** Opening Extract block **

Pokemon Go Review
The Embarrassing Truth About Why I Play
I’ll be honest with you. The main reason I open Pokemon GO most days is because it makes me go outside and jog. That’s it. That’s the review.
Okay, it’s a little more than that, but not by a lot. I started playing in 2022, have quit and come back a handful of times, and at this point I’ve made peace with what this game actually is for me: a reason to put my shoes on. I run it alongside a fitness band tracker, and honestly the two pair together better than you’d expect. If I’m already walking or jogging, I open it. If I’m sitting at home, it barely crosses my mind. Works on iOS, works on Android, works on whatever phone I happen to be carrying. The experience doesn’t really change between platforms. That relationship works surprisingly well.
What I didn’t expect was to genuinely care about it. But here we are.

What You Actually Do In It
In case you’ve never played, the loop is simple. You walk around, Pokémon appear on your map, you catch them. Spin PokeStops for items. Hatch eggs by covering distance. Jump into raids at Gyms for legendary encounters. There’s a competitive PvP mode called GO Battle League if you want it, seasonal events constantly rotating in, and a 10-year deep Pokedex to fill if you’re into that.

** Closing Extract block **
** Opening Listed entries block **

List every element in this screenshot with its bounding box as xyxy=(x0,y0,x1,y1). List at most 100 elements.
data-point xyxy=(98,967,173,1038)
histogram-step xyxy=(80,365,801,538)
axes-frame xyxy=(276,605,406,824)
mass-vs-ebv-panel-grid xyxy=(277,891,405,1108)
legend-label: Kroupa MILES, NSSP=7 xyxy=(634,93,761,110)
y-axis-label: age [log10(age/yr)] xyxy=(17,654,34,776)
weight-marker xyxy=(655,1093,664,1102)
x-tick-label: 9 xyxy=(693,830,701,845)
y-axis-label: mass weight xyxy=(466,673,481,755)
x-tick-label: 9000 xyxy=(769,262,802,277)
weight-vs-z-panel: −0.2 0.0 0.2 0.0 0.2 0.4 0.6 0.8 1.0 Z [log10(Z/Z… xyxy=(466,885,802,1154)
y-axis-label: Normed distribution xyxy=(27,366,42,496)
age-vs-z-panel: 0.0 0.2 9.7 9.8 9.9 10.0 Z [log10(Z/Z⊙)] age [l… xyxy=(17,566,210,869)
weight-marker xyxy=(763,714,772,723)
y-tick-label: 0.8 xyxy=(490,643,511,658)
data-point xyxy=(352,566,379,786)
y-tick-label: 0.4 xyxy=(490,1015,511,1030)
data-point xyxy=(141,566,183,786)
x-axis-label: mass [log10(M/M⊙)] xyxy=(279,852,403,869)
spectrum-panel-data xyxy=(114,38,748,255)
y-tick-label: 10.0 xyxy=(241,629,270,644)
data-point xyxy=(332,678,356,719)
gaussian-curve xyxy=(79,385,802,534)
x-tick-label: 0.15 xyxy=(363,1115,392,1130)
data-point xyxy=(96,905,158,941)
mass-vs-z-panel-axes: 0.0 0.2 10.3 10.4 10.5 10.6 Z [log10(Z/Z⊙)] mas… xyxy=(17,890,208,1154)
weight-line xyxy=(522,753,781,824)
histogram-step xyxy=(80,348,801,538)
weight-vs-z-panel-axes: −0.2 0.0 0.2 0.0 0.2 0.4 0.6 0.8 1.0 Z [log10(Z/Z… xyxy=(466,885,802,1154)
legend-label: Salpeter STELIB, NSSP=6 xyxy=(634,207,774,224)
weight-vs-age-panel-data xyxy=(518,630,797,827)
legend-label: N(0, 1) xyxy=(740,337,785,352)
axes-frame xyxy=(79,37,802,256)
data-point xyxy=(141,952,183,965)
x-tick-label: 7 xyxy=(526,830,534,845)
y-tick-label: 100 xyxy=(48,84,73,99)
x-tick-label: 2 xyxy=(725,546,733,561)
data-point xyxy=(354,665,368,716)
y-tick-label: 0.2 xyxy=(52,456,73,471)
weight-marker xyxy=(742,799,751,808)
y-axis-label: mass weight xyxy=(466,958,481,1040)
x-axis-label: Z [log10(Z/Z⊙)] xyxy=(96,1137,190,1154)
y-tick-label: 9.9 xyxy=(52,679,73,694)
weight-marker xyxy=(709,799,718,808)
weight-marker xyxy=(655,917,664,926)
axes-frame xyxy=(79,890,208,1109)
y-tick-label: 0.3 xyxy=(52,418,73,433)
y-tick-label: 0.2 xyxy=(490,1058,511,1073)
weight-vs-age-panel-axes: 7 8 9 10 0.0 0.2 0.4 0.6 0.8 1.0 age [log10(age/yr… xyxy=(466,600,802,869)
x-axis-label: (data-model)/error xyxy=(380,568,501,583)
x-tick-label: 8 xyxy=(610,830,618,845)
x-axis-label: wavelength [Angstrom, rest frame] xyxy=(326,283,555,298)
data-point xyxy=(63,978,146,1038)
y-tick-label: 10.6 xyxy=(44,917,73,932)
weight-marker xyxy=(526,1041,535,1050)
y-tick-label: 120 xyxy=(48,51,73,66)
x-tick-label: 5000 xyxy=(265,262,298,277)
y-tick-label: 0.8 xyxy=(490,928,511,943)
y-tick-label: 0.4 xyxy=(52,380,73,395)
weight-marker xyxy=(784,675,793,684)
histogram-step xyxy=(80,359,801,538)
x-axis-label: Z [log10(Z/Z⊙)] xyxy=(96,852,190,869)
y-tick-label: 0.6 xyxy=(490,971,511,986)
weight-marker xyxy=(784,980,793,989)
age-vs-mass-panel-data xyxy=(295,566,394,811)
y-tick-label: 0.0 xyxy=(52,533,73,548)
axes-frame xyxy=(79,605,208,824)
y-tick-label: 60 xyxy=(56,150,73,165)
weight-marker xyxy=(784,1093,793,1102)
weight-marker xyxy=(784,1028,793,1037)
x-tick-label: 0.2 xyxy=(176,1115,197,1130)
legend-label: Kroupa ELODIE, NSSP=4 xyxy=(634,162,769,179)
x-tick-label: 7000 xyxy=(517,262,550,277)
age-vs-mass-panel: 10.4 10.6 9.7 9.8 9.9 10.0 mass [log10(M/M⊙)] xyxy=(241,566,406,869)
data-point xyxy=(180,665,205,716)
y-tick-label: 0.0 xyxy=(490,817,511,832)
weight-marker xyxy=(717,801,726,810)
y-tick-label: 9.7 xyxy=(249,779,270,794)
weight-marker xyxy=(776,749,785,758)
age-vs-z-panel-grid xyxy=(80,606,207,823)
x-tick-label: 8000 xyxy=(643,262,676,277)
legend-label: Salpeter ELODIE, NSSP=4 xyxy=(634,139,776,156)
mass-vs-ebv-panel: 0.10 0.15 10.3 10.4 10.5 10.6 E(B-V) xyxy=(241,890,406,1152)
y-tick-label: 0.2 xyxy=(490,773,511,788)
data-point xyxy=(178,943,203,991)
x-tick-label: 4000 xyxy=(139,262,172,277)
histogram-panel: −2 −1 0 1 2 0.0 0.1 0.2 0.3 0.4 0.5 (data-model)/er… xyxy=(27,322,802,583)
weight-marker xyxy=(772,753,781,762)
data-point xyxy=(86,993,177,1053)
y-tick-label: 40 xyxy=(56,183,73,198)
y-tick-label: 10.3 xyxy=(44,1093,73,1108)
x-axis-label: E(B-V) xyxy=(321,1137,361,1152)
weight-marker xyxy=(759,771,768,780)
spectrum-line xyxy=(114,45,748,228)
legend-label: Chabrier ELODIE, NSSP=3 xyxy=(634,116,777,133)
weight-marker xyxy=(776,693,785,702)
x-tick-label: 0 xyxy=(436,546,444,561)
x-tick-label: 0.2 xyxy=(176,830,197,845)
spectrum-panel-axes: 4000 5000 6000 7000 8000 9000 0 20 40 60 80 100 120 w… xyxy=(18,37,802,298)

** Closing Listed entries block **

» **Exercises**:
(A) Answer these questions using the Pokemon GO review:
(i) In what year did the writer start playing?
(ii) What device does the writer use alongside the game?
(iii) What is the competitive PvP mode called?
(B) Rewrite the paragraph of the Pokemon GO review that begins "In case you've never played" as a brief bulleted list that keeps its main facts.
(C) Copy the part of the Pokemon GO review starting at "Okay, it’s a" and ending at "works surprisingly well.".

» **Numbered answers**:
(A)
(i) 2022
(ii) A fitness band tracker
(iii) GO Battle League

(B)
- Walk around and catch the Pokémon that appear on your map.
- Spin PokeStops for items.
- Hatch eggs by covering distance.
- Join raids at Gyms for legendary encounters.
- Compete in GO Battle League, the optional PvP mode.
- Take part in seasonal events that rotate in constantly.
- Fill a Pokedex that is 10 years deep.

(C)
Okay, it’s a little more than that, but not by a lot. I started playing in 2022, have quit and come back a handful of times, and at this point I’ve made peace with what this game actually is for me: a reason to put my shoes on. I run it alongside a fitness band tracker, and honestly the two pair together better than you’d expect. If I’m already walking or jogging, I open it. If I’m sitting at home, it barely crosses my mind. Works on iOS, works on Android, works on whatever phone I happen to be carrying. The experience doesn’t really change between platforms. That relationship works surprisingly well.